**Exercise details:**
The records should be repeated word for word, pictures excluded.

[START Input for this task]

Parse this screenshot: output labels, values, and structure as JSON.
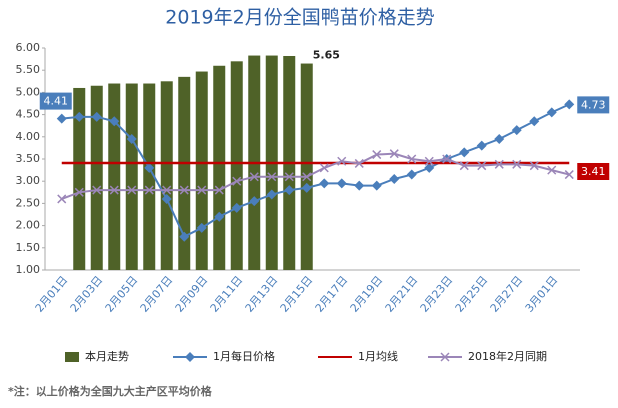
{
  "chart_data": {
    "type": "bar",
    "title": "2019年2月份全国鸭苗价格走势",
    "footnote": "*注：以上价格为全国九大主产区平均价格",
    "categories": [
      "2月01日",
      null,
      "2月03日",
      null,
      "2月05日",
      null,
      "2月07日",
      null,
      "2月09日",
      null,
      "2月11日",
      null,
      "2月13日",
      null,
      "2月15日",
      null,
      "2月17日",
      null,
      "2月19日",
      null,
      "2月21日",
      null,
      "2月23日",
      null,
      "2月25日",
      null,
      "2月27日",
      null,
      "3月01日",
      null
    ],
    "ylim": [
      1,
      6
    ],
    "yticks": [
      {
        "value": 1,
        "label": "1.00"
      },
      {
        "value": 1.5,
        "label": "1.50"
      },
      {
        "value": 2,
        "label": "2.00"
      },
      {
        "value": 2.5,
        "label": "2.50"
      },
      {
        "value": 3,
        "label": "3.00"
      },
      {
        "value": 3.5,
        "label": "3.50"
      },
      {
        "value": 4,
        "label": "4.00"
      },
      {
        "value": 4.5,
        "label": "4.50"
      },
      {
        "value": 5,
        "label": "5.00"
      },
      {
        "value": 5.5,
        "label": "5.50"
      },
      {
        "value": 6,
        "label": "6.00"
      }
    ],
    "grid": false,
    "series": [
      {
        "name": "本月走势",
        "type": "bar",
        "color": "#4f6228",
        "values": [
          null,
          5.1,
          5.15,
          5.2,
          5.2,
          5.2,
          5.25,
          5.35,
          5.47,
          5.6,
          5.7,
          5.83,
          5.83,
          5.82,
          5.65,
          null,
          null,
          null,
          null,
          null,
          null,
          null,
          null,
          null,
          null,
          null,
          null,
          null,
          null,
          null
        ],
        "value_labels": [
          null,
          null,
          null,
          null,
          null,
          null,
          null,
          null,
          null,
          null,
          null,
          null,
          null,
          null,
          "5.65",
          null,
          null,
          null,
          null,
          null,
          null,
          null,
          null,
          null,
          null,
          null,
          null,
          null,
          null,
          null
        ]
      },
      {
        "name": "1月每日价格",
        "type": "line",
        "marker": "diamond",
        "color": "#4a7ebb",
        "values": [
          4.41,
          4.45,
          4.45,
          4.35,
          3.95,
          3.3,
          2.6,
          1.75,
          1.95,
          2.2,
          2.4,
          2.55,
          2.7,
          2.8,
          2.85,
          2.95,
          2.95,
          2.9,
          2.9,
          3.05,
          3.15,
          3.3,
          3.5,
          3.65,
          3.8,
          3.95,
          4.15,
          4.35,
          4.55,
          4.73
        ],
        "value_labels": [
          "4.41",
          null,
          null,
          null,
          null,
          null,
          null,
          null,
          null,
          null,
          null,
          null,
          null,
          null,
          null,
          null,
          null,
          null,
          null,
          null,
          null,
          null,
          null,
          null,
          null,
          null,
          null,
          null,
          null,
          "4.73"
        ]
      },
      {
        "name": "1月均线",
        "type": "line",
        "marker": "none",
        "color": "#c00000",
        "values": [
          3.41,
          3.41,
          3.41,
          3.41,
          3.41,
          3.41,
          3.41,
          3.41,
          3.41,
          3.41,
          3.41,
          3.41,
          3.41,
          3.41,
          3.41,
          3.41,
          3.41,
          3.41,
          3.41,
          3.41,
          3.41,
          3.41,
          3.41,
          3.41,
          3.41,
          3.41,
          3.41,
          3.41,
          3.41,
          3.41
        ],
        "value_labels": [
          null,
          null,
          null,
          null,
          null,
          null,
          null,
          null,
          null,
          null,
          null,
          null,
          null,
          null,
          null,
          null,
          null,
          null,
          null,
          null,
          null,
          null,
          null,
          null,
          null,
          null,
          null,
          null,
          null,
          "3.41"
        ]
      },
      {
        "name": "2018年2月同期",
        "type": "line",
        "marker": "x",
        "color": "#9b86b8",
        "values": [
          2.6,
          2.75,
          2.8,
          2.8,
          2.8,
          2.8,
          2.8,
          2.8,
          2.8,
          2.8,
          3.0,
          3.1,
          3.1,
          3.1,
          3.1,
          3.3,
          3.45,
          3.4,
          3.6,
          3.62,
          3.5,
          3.45,
          3.5,
          3.35,
          3.35,
          3.38,
          3.38,
          3.35,
          3.25,
          3.15
        ]
      }
    ]
  }
}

[END Input for this task]

**Response to this task:**
Parse this screenshot: output labels, values, and structure as JSON.
{
  "chart_data": {
    "type": "bar",
    "title": "2019年2月份全国鸭苗价格走势",
    "footnote": "*注：以上价格为全国九大主产区平均价格",
    "categories": [
      "2月01日",
      null,
      "2月03日",
      null,
      "2月05日",
      null,
      "2月07日",
      null,
      "2月09日",
      null,
      "2月11日",
      null,
      "2月13日",
      null,
      "2月15日",
      null,
      "2月17日",
      null,
      "2月19日",
      null,
      "2月21日",
      null,
      "2月23日",
      null,
      "2月25日",
      null,
      "2月27日",
      null,
      "3月01日",
      null
    ],
    "ylim": [
      1,
      6
    ],
    "yticks": [
      {
        "value": 1,
        "label": "1.00"
      },
      {
        "value": 1.5,
        "label": "1.50"
      },
      {
        "value": 2,
        "label": "2.00"
      },
      {
        "value": 2.5,
        "label": "2.50"
      },
      {
        "value": 3,
        "label": "3.00"
      },
      {
        "value": 3.5,
        "label": "3.50"
      },
      {
        "value": 4,
        "label": "4.00"
      },
      {
        "value": 4.5,
        "label": "4.50"
      },
      {
        "value": 5,
        "label": "5.00"
      },
      {
        "value": 5.5,
        "label": "5.50"
      },
      {
        "value": 6,
        "label": "6.00"
      }
    ],
    "grid": false,
    "series": [
      {
        "name": "本月走势",
        "type": "bar",
        "color": "#4f6228",
        "values": [
          null,
          5.1,
          5.15,
          5.2,
          5.2,
          5.2,
          5.25,
          5.35,
          5.47,
          5.6,
          5.7,
          5.83,
          5.83,
          5.82,
          5.65,
          null,
          null,
          null,
          null,
          null,
          null,
          null,
          null,
          null,
          null,
          null,
          null,
          null,
          null,
          null
        ],
        "value_labels": [
          null,
          null,
          null,
          null,
          null,
          null,
          null,
          null,
          null,
          null,
          null,
          null,
          null,
          null,
          "5.65",
          null,
          null,
          null,
          null,
          null,
          null,
          null,
          null,
          null,
          null,
          null,
          null,
          null,
          null,
          null
        ]
      },
      {
        "name": "1月每日价格",
        "type": "line",
        "marker": "diamond",
        "color": "#4a7ebb",
        "values": [
          4.41,
          4.45,
          4.45,
          4.35,
          3.95,
          3.3,
          2.6,
          1.75,
          1.95,
          2.2,
          2.4,
          2.55,
          2.7,
          2.8,
          2.85,
          2.95,
          2.95,
          2.9,
          2.9,
          3.05,
          3.15,
          3.3,
          3.5,
          3.65,
          3.8,
          3.95,
          4.15,
          4.35,
          4.55,
          4.73
        ],
        "value_labels": [
          "4.41",
          null,
          null,
          null,
          null,
          null,
          null,
          null,
          null,
          null,
          null,
          null,
          null,
          null,
          null,
          null,
          null,
          null,
          null,
          null,
          null,
          null,
          null,
          null,
          null,
          null,
          null,
          null,
          null,
          "4.73"
        ]
      },
      {
        "name": "1月均线",
        "type": "line",
        "marker": "none",
        "color": "#c00000",
        "values": [
          3.41,
          3.41,
          3.41,
          3.41,
          3.41,
          3.41,
          3.41,
          3.41,
          3.41,
          3.41,
          3.41,
          3.41,
          3.41,
          3.41,
          3.41,
          3.41,
          3.41,
          3.41,
          3.41,
          3.41,
          3.41,
          3.41,
          3.41,
          3.41,
          3.41,
          3.41,
          3.41,
          3.41,
          3.41,
          3.41
        ],
        "value_labels": [
          null,
          null,
          null,
          null,
          null,
          null,
          null,
          null,
          null,
          null,
          null,
          null,
          null,
          null,
          null,
          null,
          null,
          null,
          null,
          null,
          null,
          null,
          null,
          null,
          null,
          null,
          null,
          null,
          null,
          "3.41"
        ]
      },
      {
        "name": "2018年2月同期",
        "type": "line",
        "marker": "x",
        "color": "#9b86b8",
        "values": [
          2.6,
          2.75,
          2.8,
          2.8,
          2.8,
          2.8,
          2.8,
          2.8,
          2.8,
          2.8,
          3.0,
          3.1,
          3.1,
          3.1,
          3.1,
          3.3,
          3.45,
          3.4,
          3.6,
          3.62,
          3.5,
          3.45,
          3.5,
          3.35,
          3.35,
          3.38,
          3.38,
          3.35,
          3.25,
          3.15
        ]
      }
    ]
  }
}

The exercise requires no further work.